Given task>
Check every line below for the string "values", and copy the lines that contain it.
══════════
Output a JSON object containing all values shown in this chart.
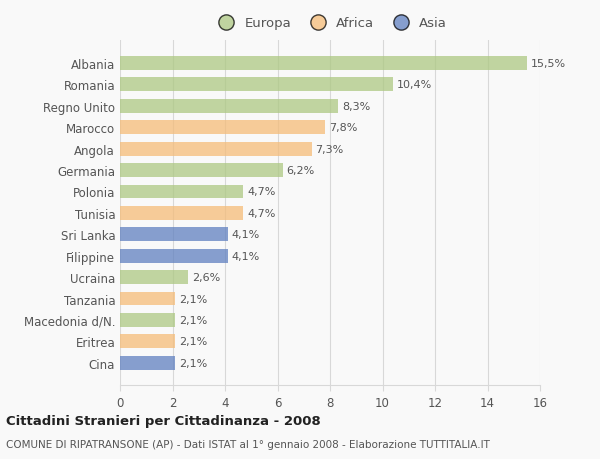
{
  "categories": [
    "Albania",
    "Romania",
    "Regno Unito",
    "Marocco",
    "Angola",
    "Germania",
    "Polonia",
    "Tunisia",
    "Sri Lanka",
    "Filippine",
    "Ucraina",
    "Tanzania",
    "Macedonia d/N.",
    "Eritrea",
    "Cina"
  ],
  "values": [
    15.5,
    10.4,
    8.3,
    7.8,
    7.3,
    6.2,
    4.7,
    4.7,
    4.1,
    4.1,
    2.6,
    2.1,
    2.1,
    2.1,
    2.1
  ],
  "labels": [
    "15,5%",
    "10,4%",
    "8,3%",
    "7,8%",
    "7,3%",
    "6,2%",
    "4,7%",
    "4,7%",
    "4,1%",
    "4,1%",
    "2,6%",
    "2,1%",
    "2,1%",
    "2,1%",
    "2,1%"
  ],
  "continents": [
    "Europa",
    "Europa",
    "Europa",
    "Africa",
    "Africa",
    "Europa",
    "Europa",
    "Africa",
    "Asia",
    "Asia",
    "Europa",
    "Africa",
    "Europa",
    "Africa",
    "Asia"
  ],
  "colors": {
    "Europa": "#adc882",
    "Africa": "#f5bc78",
    "Asia": "#6080c0"
  },
  "xlim": [
    0,
    16
  ],
  "xticks": [
    0,
    2,
    4,
    6,
    8,
    10,
    12,
    14,
    16
  ],
  "title": "Cittadini Stranieri per Cittadinanza - 2008",
  "subtitle": "COMUNE DI RIPATRANSONE (AP) - Dati ISTAT al 1° gennaio 2008 - Elaborazione TUTTITALIA.IT",
  "background_color": "#f9f9f9",
  "grid_color": "#d8d8d8",
  "bar_alpha": 0.75
}
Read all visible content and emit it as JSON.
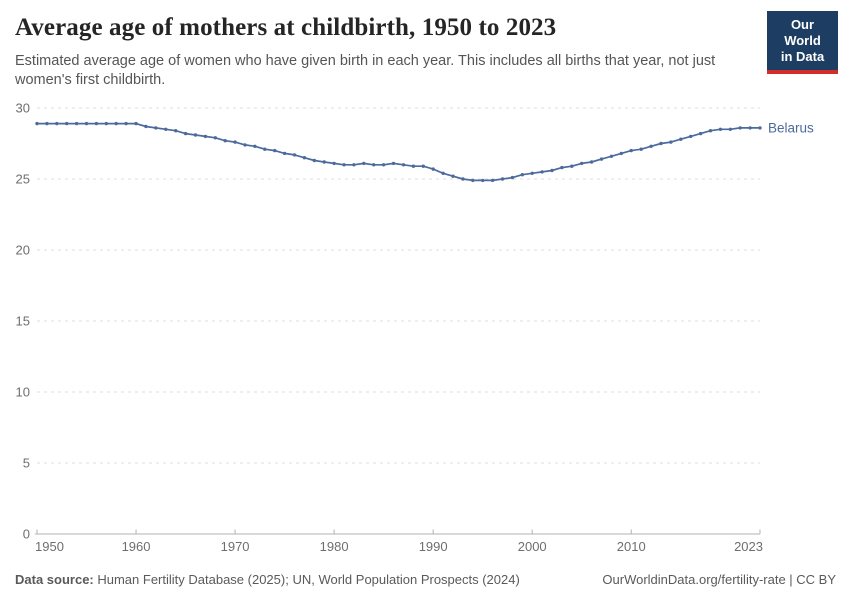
{
  "header": {
    "title": "Average age of mothers at childbirth, 1950 to 2023",
    "subtitle": "Estimated average age of women who have given birth in each year. This includes all births that year, not just women's first childbirth.",
    "logo": {
      "line1": "Our World",
      "line2": "in Data",
      "bg_color": "#1d3d63",
      "stripe_color": "#cf2e2a"
    }
  },
  "chart_data": {
    "type": "line",
    "title": "Average age of mothers at childbirth, 1950 to 2023",
    "xlabel": "",
    "ylabel": "",
    "xlim": [
      1950,
      2023
    ],
    "ylim": [
      0,
      30
    ],
    "x_ticks": [
      1950,
      1960,
      1970,
      1980,
      1990,
      2000,
      2010,
      2023
    ],
    "y_ticks": [
      0,
      5,
      10,
      15,
      20,
      25,
      30
    ],
    "grid": "dashed-horizontal",
    "grid_color": "#dcdcdc",
    "axis_color": "#b3b3b3",
    "legend_position": "end-of-line-label",
    "years": [
      1950,
      1951,
      1952,
      1953,
      1954,
      1955,
      1956,
      1957,
      1958,
      1959,
      1960,
      1961,
      1962,
      1963,
      1964,
      1965,
      1966,
      1967,
      1968,
      1969,
      1970,
      1971,
      1972,
      1973,
      1974,
      1975,
      1976,
      1977,
      1978,
      1979,
      1980,
      1981,
      1982,
      1983,
      1984,
      1985,
      1986,
      1987,
      1988,
      1989,
      1990,
      1991,
      1992,
      1993,
      1994,
      1995,
      1996,
      1997,
      1998,
      1999,
      2000,
      2001,
      2002,
      2003,
      2004,
      2005,
      2006,
      2007,
      2008,
      2009,
      2010,
      2011,
      2012,
      2013,
      2014,
      2015,
      2016,
      2017,
      2018,
      2019,
      2020,
      2021,
      2022,
      2023
    ],
    "series": [
      {
        "name": "Belarus",
        "color": "#4c6a9c",
        "values": [
          28.9,
          28.9,
          28.9,
          28.9,
          28.9,
          28.9,
          28.9,
          28.9,
          28.9,
          28.9,
          28.9,
          28.7,
          28.6,
          28.5,
          28.4,
          28.2,
          28.1,
          28.0,
          27.9,
          27.7,
          27.6,
          27.4,
          27.3,
          27.1,
          27.0,
          26.8,
          26.7,
          26.5,
          26.3,
          26.2,
          26.1,
          26.0,
          26.0,
          26.1,
          26.0,
          26.0,
          26.1,
          26.0,
          25.9,
          25.9,
          25.7,
          25.4,
          25.2,
          25.0,
          24.9,
          24.9,
          24.9,
          25.0,
          25.1,
          25.3,
          25.4,
          25.5,
          25.6,
          25.8,
          25.9,
          26.1,
          26.2,
          26.4,
          26.6,
          26.8,
          27.0,
          27.1,
          27.3,
          27.5,
          27.6,
          27.8,
          28.0,
          28.2,
          28.4,
          28.5,
          28.5,
          28.6,
          28.6,
          28.6
        ]
      }
    ]
  },
  "footer": {
    "datasource_label": "Data source:",
    "datasource_text": " Human Fertility Database (2025); UN, World Population Prospects (2024)",
    "rights": "OurWorldinData.org/fertility-rate | CC BY"
  }
}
══════════
Solved problem>
Output a JSON object containing all values shown in this chart.
  "values": [
        "values": [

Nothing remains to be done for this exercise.